**Provided data:**
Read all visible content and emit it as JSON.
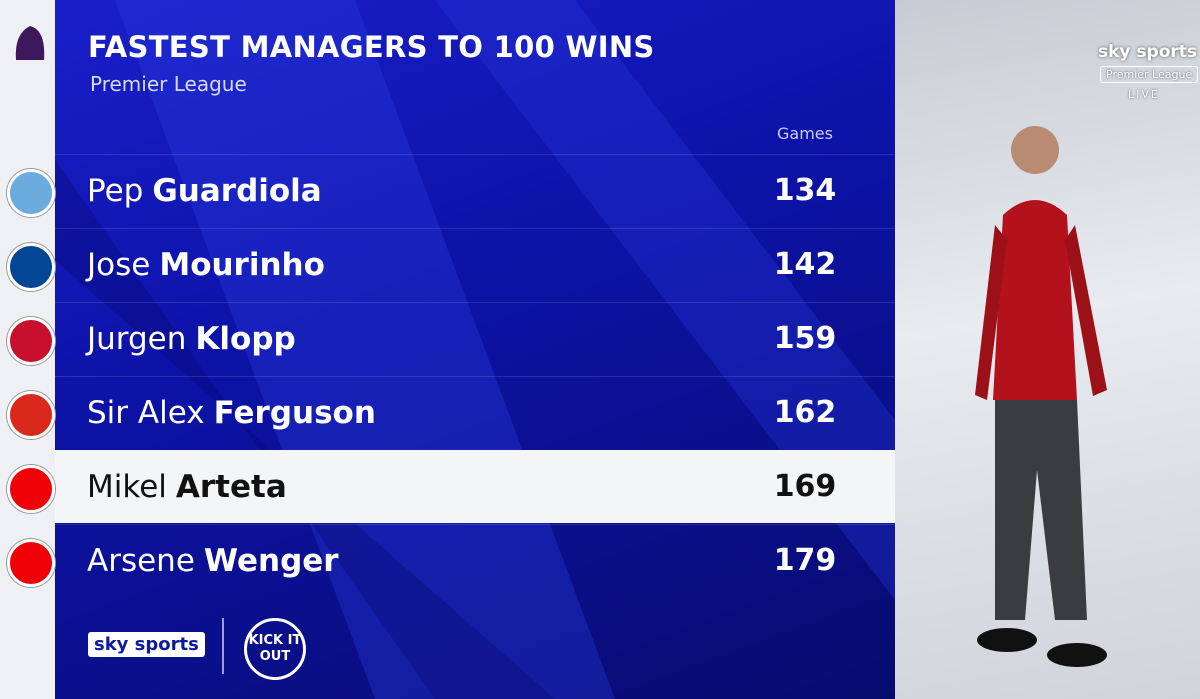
{
  "header": {
    "title": "FASTEST MANAGERS TO 100 WINS",
    "subtitle": "Premier League"
  },
  "table": {
    "column_header": "Games",
    "rows": [
      {
        "first": "Pep",
        "last": "Guardiola",
        "games": 134
      },
      {
        "first": "Jose",
        "last": "Mourinho",
        "games": 142
      },
      {
        "first": "Jurgen",
        "last": "Klopp",
        "games": 159
      },
      {
        "first": "Sir Alex",
        "last": "Ferguson",
        "games": 162
      },
      {
        "first": "Mikel",
        "last": "Arteta",
        "games": 169
      },
      {
        "first": "Arsene",
        "last": "Wenger",
        "games": 179
      }
    ]
  },
  "branding": {
    "bottom_logo": "sky sports",
    "campaign": "KICK IT OUT",
    "top_logo": "sky sports",
    "top_league": "Premier League",
    "top_live": "LIVE"
  }
}
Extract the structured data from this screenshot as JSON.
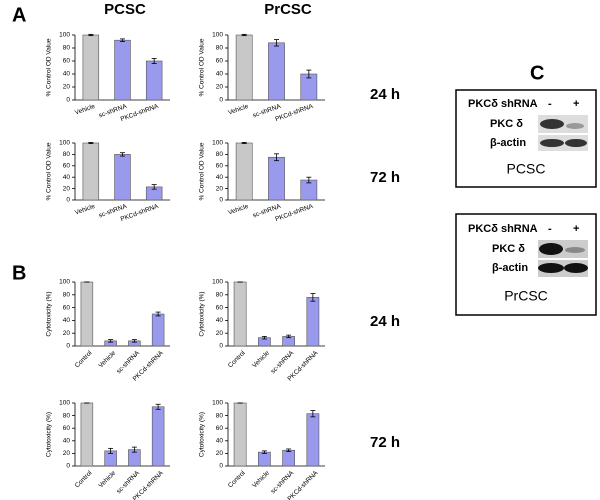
{
  "panel_labels": [
    "A",
    "B",
    "C"
  ],
  "column_labels": [
    "PCSC",
    "PrCSC"
  ],
  "row_labels_a": [
    "24 h",
    "72 h"
  ],
  "row_labels_b": [
    "24 h",
    "72 h"
  ],
  "blots": [
    {
      "header": "PKCδ shRNA",
      "minus": "-",
      "plus": "+",
      "rows": [
        "PKC δ",
        "β-actin"
      ],
      "caption": "PCSC"
    },
    {
      "header": "PKCδ shRNA",
      "minus": "-",
      "plus": "+",
      "rows": [
        "PKC δ",
        "β-actin"
      ],
      "caption": "PrCSC"
    }
  ],
  "chart_data": [
    {
      "type": "bar",
      "ylabel": "% Control OD Value",
      "categories": [
        "Vehicle",
        "sc-shRNA",
        "PKCd-shRNA"
      ],
      "values": [
        100,
        92,
        60
      ],
      "errors": [
        1,
        2,
        4
      ],
      "colors": [
        "#c8c8c8",
        "#9999ee",
        "#9999ee"
      ],
      "ylim": [
        0,
        100
      ],
      "yticks": [
        0,
        20,
        40,
        60,
        80,
        100
      ]
    },
    {
      "type": "bar",
      "ylabel": "% Control OD Value",
      "categories": [
        "Vehicle",
        "sc-shRNA",
        "PKCd-shRNA"
      ],
      "values": [
        100,
        88,
        40
      ],
      "errors": [
        1,
        5,
        6
      ],
      "colors": [
        "#c8c8c8",
        "#9999ee",
        "#9999ee"
      ],
      "ylim": [
        0,
        100
      ],
      "yticks": [
        0,
        20,
        40,
        60,
        80,
        100
      ]
    },
    {
      "type": "bar",
      "ylabel": "% Control OD Value",
      "categories": [
        "Vehicle",
        "sc-shRNA",
        "PKCd-shRNA"
      ],
      "values": [
        100,
        80,
        23
      ],
      "errors": [
        1,
        3,
        4
      ],
      "colors": [
        "#c8c8c8",
        "#9999ee",
        "#9999ee"
      ],
      "ylim": [
        0,
        100
      ],
      "yticks": [
        0,
        20,
        40,
        60,
        80,
        100
      ]
    },
    {
      "type": "bar",
      "ylabel": "% Control OD Value",
      "categories": [
        "Vehicle",
        "sc-shRNA",
        "PKCd-shRNA"
      ],
      "values": [
        100,
        75,
        35
      ],
      "errors": [
        1,
        6,
        5
      ],
      "colors": [
        "#c8c8c8",
        "#9999ee",
        "#9999ee"
      ],
      "ylim": [
        0,
        100
      ],
      "yticks": [
        0,
        20,
        40,
        60,
        80,
        100
      ]
    },
    {
      "type": "bar",
      "ylabel": "Cytotoxicity (%)",
      "categories": [
        "Control",
        "Vehicle",
        "sc-shRNA",
        "PKCd-shRNA"
      ],
      "values": [
        100,
        8,
        8,
        50
      ],
      "errors": [
        0,
        2,
        2,
        3
      ],
      "colors": [
        "#c8c8c8",
        "#9999ee",
        "#9999ee",
        "#9999ee"
      ],
      "ylim": [
        0,
        100
      ],
      "yticks": [
        0,
        20,
        40,
        60,
        80,
        100
      ]
    },
    {
      "type": "bar",
      "ylabel": "Cytotoxicity (%)",
      "categories": [
        "Control",
        "Vehicle",
        "sc-shRNA",
        "PKCd-shRNA"
      ],
      "values": [
        100,
        13,
        15,
        76
      ],
      "errors": [
        0,
        2,
        2,
        6
      ],
      "colors": [
        "#c8c8c8",
        "#9999ee",
        "#9999ee",
        "#9999ee"
      ],
      "ylim": [
        0,
        100
      ],
      "yticks": [
        0,
        20,
        40,
        60,
        80,
        100
      ]
    },
    {
      "type": "bar",
      "ylabel": "Cytotoxicity (%)",
      "categories": [
        "Control",
        "Vehicle",
        "sc-shRNA",
        "PKCd-shRNA"
      ],
      "values": [
        100,
        24,
        26,
        94
      ],
      "errors": [
        0,
        4,
        4,
        4
      ],
      "colors": [
        "#c8c8c8",
        "#9999ee",
        "#9999ee",
        "#9999ee"
      ],
      "ylim": [
        0,
        100
      ],
      "yticks": [
        0,
        20,
        40,
        60,
        80,
        100
      ]
    },
    {
      "type": "bar",
      "ylabel": "Cytotoxicity (%)",
      "categories": [
        "Control",
        "Vehicle",
        "sc-shRNA",
        "PKCd-shRNA"
      ],
      "values": [
        100,
        22,
        25,
        83
      ],
      "errors": [
        0,
        2,
        2,
        5
      ],
      "colors": [
        "#c8c8c8",
        "#9999ee",
        "#9999ee",
        "#9999ee"
      ],
      "ylim": [
        0,
        100
      ],
      "yticks": [
        0,
        20,
        40,
        60,
        80,
        100
      ]
    }
  ]
}
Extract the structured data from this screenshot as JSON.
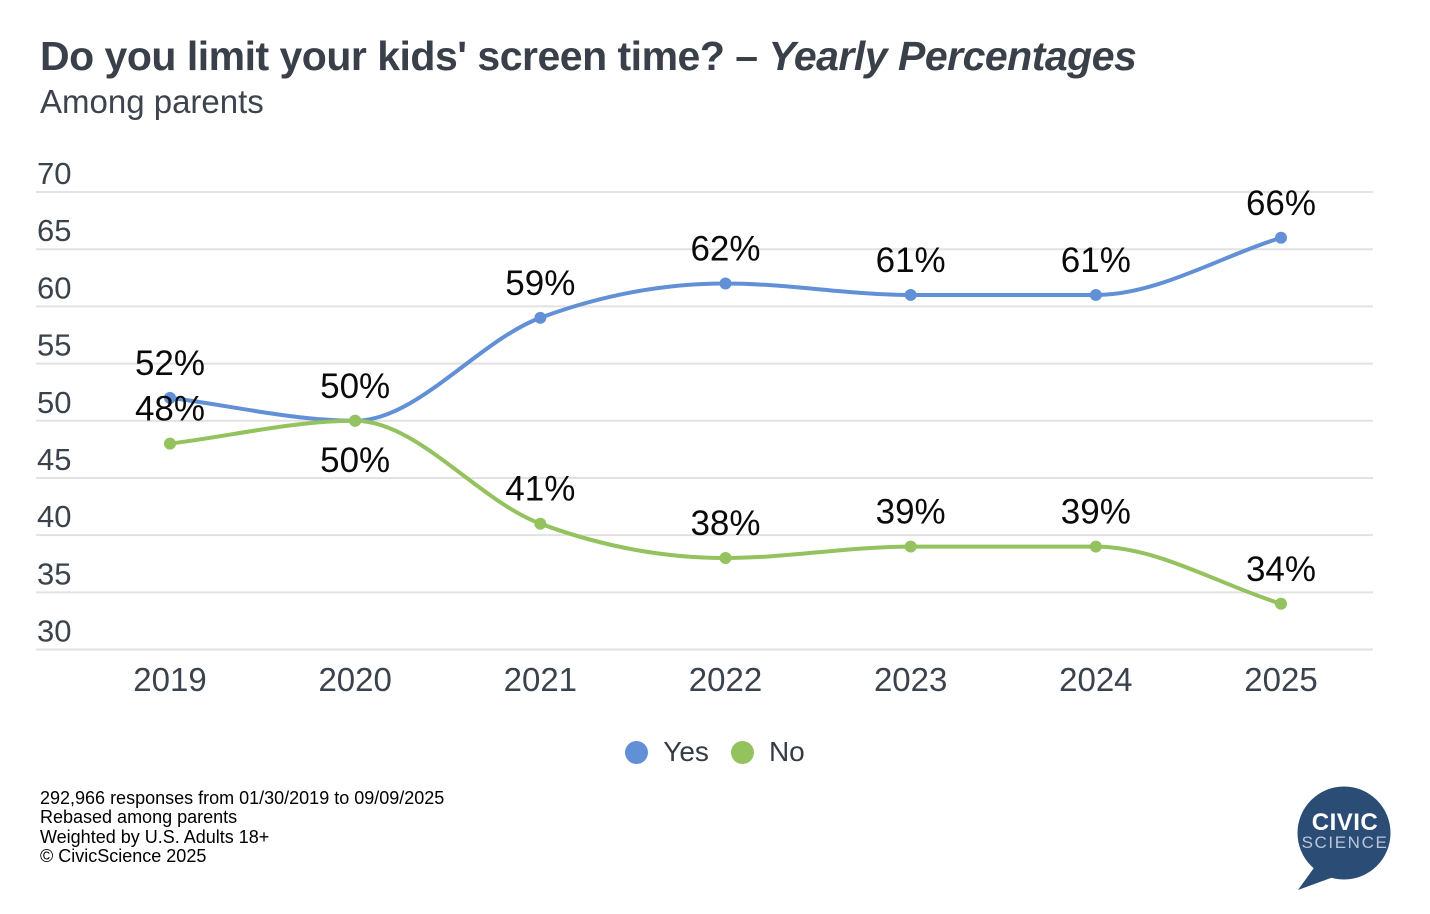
{
  "header": {
    "title_main": "Do you limit your kids' screen time?",
    "title_separator": "–",
    "title_emphasis": "Yearly Percentages",
    "subtitle": "Among parents"
  },
  "chart_data": {
    "type": "line",
    "title": "Do you limit your kids' screen time? – Yearly Percentages",
    "subtitle": "Among parents",
    "categories": [
      "2019",
      "2020",
      "2021",
      "2022",
      "2023",
      "2024",
      "2025"
    ],
    "series": [
      {
        "name": "Yes",
        "color": "#6190d7",
        "values": [
          52,
          50,
          59,
          62,
          61,
          61,
          66
        ],
        "point_labels": [
          "52%",
          "50%",
          "59%",
          "62%",
          "61%",
          "61%",
          "66%"
        ],
        "label_side": [
          "above",
          "above",
          "above",
          "above",
          "above",
          "above",
          "above"
        ]
      },
      {
        "name": "No",
        "color": "#93c25e",
        "values": [
          48,
          50,
          41,
          38,
          39,
          39,
          34
        ],
        "point_labels": [
          "48%",
          "50%",
          "41%",
          "38%",
          "39%",
          "39%",
          "34%"
        ],
        "label_side": [
          "above",
          "below",
          "above",
          "above",
          "above",
          "above",
          "above"
        ]
      }
    ],
    "ylim": [
      30,
      70
    ],
    "yticks": [
      30,
      35,
      40,
      45,
      50,
      55,
      60,
      65,
      70
    ],
    "grid": true,
    "legend_position": "bottom",
    "colors": {
      "background": "#ffffff",
      "gridline": "#e2e2e2",
      "axis_text": "#3a424c",
      "data_label": "#0a0a0a",
      "title_text": "#394049",
      "legend_text": "#353c46"
    }
  },
  "footnotes": {
    "line1": "292,966 responses from 01/30/2019 to 09/09/2025",
    "line2": "Rebased among parents",
    "line3": "Weighted by U.S. Adults 18+",
    "line4": "© CivicScience 2025"
  },
  "logo": {
    "top_text": "CIVIC",
    "bottom_text": "SCIENCE",
    "bubble_color": "#2b4c74",
    "top_text_color": "#ffffff",
    "bottom_text_color": "#b9c7da"
  }
}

**What needs to be done:**
Your task is to reproduce all of the material exactly. The pictures stay out.

**Full solution:**
Read all visible content and emit it as JSON.
{
  "header": {
    "title": "FASTEST MANAGERS TO 100 WINS",
    "subtitle": "Premier League"
  },
  "table": {
    "column_header": "Games",
    "rows": [
      {
        "first": "Pep",
        "last": "Guardiola",
        "games": 134
      },
      {
        "first": "Jose",
        "last": "Mourinho",
        "games": 142
      },
      {
        "first": "Jurgen",
        "last": "Klopp",
        "games": 159
      },
      {
        "first": "Sir Alex",
        "last": "Ferguson",
        "games": 162
      },
      {
        "first": "Mikel",
        "last": "Arteta",
        "games": 169
      },
      {
        "first": "Arsene",
        "last": "Wenger",
        "games": 179
      }
    ]
  },
  "branding": {
    "bottom_logo": "sky sports",
    "campaign": "KICK IT OUT",
    "top_logo": "sky sports",
    "top_league": "Premier League",
    "top_live": "LIVE"
  }
}
Extract the structured data from this screenshot as JSON.
{
  "panel_labels": [
    "A",
    "B",
    "C"
  ],
  "column_labels": [
    "PCSC",
    "PrCSC"
  ],
  "row_labels_a": [
    "24 h",
    "72 h"
  ],
  "row_labels_b": [
    "24 h",
    "72 h"
  ],
  "blots": [
    {
      "header": "PKCδ shRNA",
      "minus": "-",
      "plus": "+",
      "rows": [
        "PKC δ",
        "β-actin"
      ],
      "caption": "PCSC"
    },
    {
      "header": "PKCδ shRNA",
      "minus": "-",
      "plus": "+",
      "rows": [
        "PKC δ",
        "β-actin"
      ],
      "caption": "PrCSC"
    }
  ],
  "chart_data": [
    {
      "type": "bar",
      "ylabel": "% Control OD Value",
      "categories": [
        "Vehicle",
        "sc-shRNA",
        "PKCd-shRNA"
      ],
      "values": [
        100,
        92,
        60
      ],
      "errors": [
        1,
        2,
        4
      ],
      "colors": [
        "#c8c8c8",
        "#9999ee",
        "#9999ee"
      ],
      "ylim": [
        0,
        100
      ],
      "yticks": [
        0,
        20,
        40,
        60,
        80,
        100
      ]
    },
    {
      "type": "bar",
      "ylabel": "% Control OD Value",
      "categories": [
        "Vehicle",
        "sc-shRNA",
        "PKCd-shRNA"
      ],
      "values": [
        100,
        88,
        40
      ],
      "errors": [
        1,
        5,
        6
      ],
      "colors": [
        "#c8c8c8",
        "#9999ee",
        "#9999ee"
      ],
      "ylim": [
        0,
        100
      ],
      "yticks": [
        0,
        20,
        40,
        60,
        80,
        100
      ]
    },
    {
      "type": "bar",
      "ylabel": "% Control OD Value",
      "categories": [
        "Vehicle",
        "sc-shRNA",
        "PKCd-shRNA"
      ],
      "values": [
        100,
        80,
        23
      ],
      "errors": [
        1,
        3,
        4
      ],
      "colors": [
        "#c8c8c8",
        "#9999ee",
        "#9999ee"
      ],
      "ylim": [
        0,
        100
      ],
      "yticks": [
        0,
        20,
        40,
        60,
        80,
        100
      ]
    },
    {
      "type": "bar",
      "ylabel": "% Control OD Value",
      "categories": [
        "Vehicle",
        "sc-shRNA",
        "PKCd-shRNA"
      ],
      "values": [
        100,
        75,
        35
      ],
      "errors": [
        1,
        6,
        5
      ],
      "colors": [
        "#c8c8c8",
        "#9999ee",
        "#9999ee"
      ],
      "ylim": [
        0,
        100
      ],
      "yticks": [
        0,
        20,
        40,
        60,
        80,
        100
      ]
    },
    {
      "type": "bar",
      "ylabel": "Cytotoxicity (%)",
      "categories": [
        "Control",
        "Vehicle",
        "sc-shRNA",
        "PKCd-shRNA"
      ],
      "values": [
        100,
        8,
        8,
        50
      ],
      "errors": [
        0,
        2,
        2,
        3
      ],
      "colors": [
        "#c8c8c8",
        "#9999ee",
        "#9999ee",
        "#9999ee"
      ],
      "ylim": [
        0,
        100
      ],
      "yticks": [
        0,
        20,
        40,
        60,
        80,
        100
      ]
    },
    {
      "type": "bar",
      "ylabel": "Cytotoxicity (%)",
      "categories": [
        "Control",
        "Vehicle",
        "sc-shRNA",
        "PKCd-shRNA"
      ],
      "values": [
        100,
        13,
        15,
        76
      ],
      "errors": [
        0,
        2,
        2,
        6
      ],
      "colors": [
        "#c8c8c8",
        "#9999ee",
        "#9999ee",
        "#9999ee"
      ],
      "ylim": [
        0,
        100
      ],
      "yticks": [
        0,
        20,
        40,
        60,
        80,
        100
      ]
    },
    {
      "type": "bar",
      "ylabel": "Cytotoxicity (%)",
      "categories": [
        "Control",
        "Vehicle",
        "sc-shRNA",
        "PKCd-shRNA"
      ],
      "values": [
        100,
        24,
        26,
        94
      ],
      "errors": [
        0,
        4,
        4,
        4
      ],
      "colors": [
        "#c8c8c8",
        "#9999ee",
        "#9999ee",
        "#9999ee"
      ],
      "ylim": [
        0,
        100
      ],
      "yticks": [
        0,
        20,
        40,
        60,
        80,
        100
      ]
    },
    {
      "type": "bar",
      "ylabel": "Cytotoxicity (%)",
      "categories": [
        "Control",
        "Vehicle",
        "sc-shRNA",
        "PKCd-shRNA"
      ],
      "values": [
        100,
        22,
        25,
        83
      ],
      "errors": [
        0,
        2,
        2,
        5
      ],
      "colors": [
        "#c8c8c8",
        "#9999ee",
        "#9999ee",
        "#9999ee"
      ],
      "ylim": [
        0,
        100
      ],
      "yticks": [
        0,
        20,
        40,
        60,
        80,
        100
      ]
    }
  ]
}
Extract the structured data from this screenshot as JSON.
{
  "header": {
    "title_main": "Do you limit your kids' screen time?",
    "title_separator": "–",
    "title_emphasis": "Yearly Percentages",
    "subtitle": "Among parents"
  },
  "chart_data": {
    "type": "line",
    "title": "Do you limit your kids' screen time? – Yearly Percentages",
    "subtitle": "Among parents",
    "categories": [
      "2019",
      "2020",
      "2021",
      "2022",
      "2023",
      "2024",
      "2025"
    ],
    "series": [
      {
        "name": "Yes",
        "color": "#6190d7",
        "values": [
          52,
          50,
          59,
          62,
          61,
          61,
          66
        ],
        "point_labels": [
          "52%",
          "50%",
          "59%",
          "62%",
          "61%",
          "61%",
          "66%"
        ],
        "label_side": [
          "above",
          "above",
          "above",
          "above",
          "above",
          "above",
          "above"
        ]
      },
      {
        "name": "No",
        "color": "#93c25e",
        "values": [
          48,
          50,
          41,
          38,
          39,
          39,
          34
        ],
        "point_labels": [
          "48%",
          "50%",
          "41%",
          "38%",
          "39%",
          "39%",
          "34%"
        ],
        "label_side": [
          "above",
          "below",
          "above",
          "above",
          "above",
          "above",
          "above"
        ]
      }
    ],
    "ylim": [
      30,
      70
    ],
    "yticks": [
      30,
      35,
      40,
      45,
      50,
      55,
      60,
      65,
      70
    ],
    "grid": true,
    "legend_position": "bottom",
    "colors": {
      "background": "#ffffff",
      "gridline": "#e2e2e2",
      "axis_text": "#3a424c",
      "data_label": "#0a0a0a",
      "title_text": "#394049",
      "legend_text": "#353c46"
    }
  },
  "footnotes": {
    "line1": "292,966 responses from 01/30/2019 to 09/09/2025",
    "line2": "Rebased among parents",
    "line3": "Weighted by U.S. Adults 18+",
    "line4": "© CivicScience 2025"
  },
  "logo": {
    "top_text": "CIVIC",
    "bottom_text": "SCIENCE",
    "bubble_color": "#2b4c74",
    "top_text_color": "#ffffff",
    "bottom_text_color": "#b9c7da"
  }
}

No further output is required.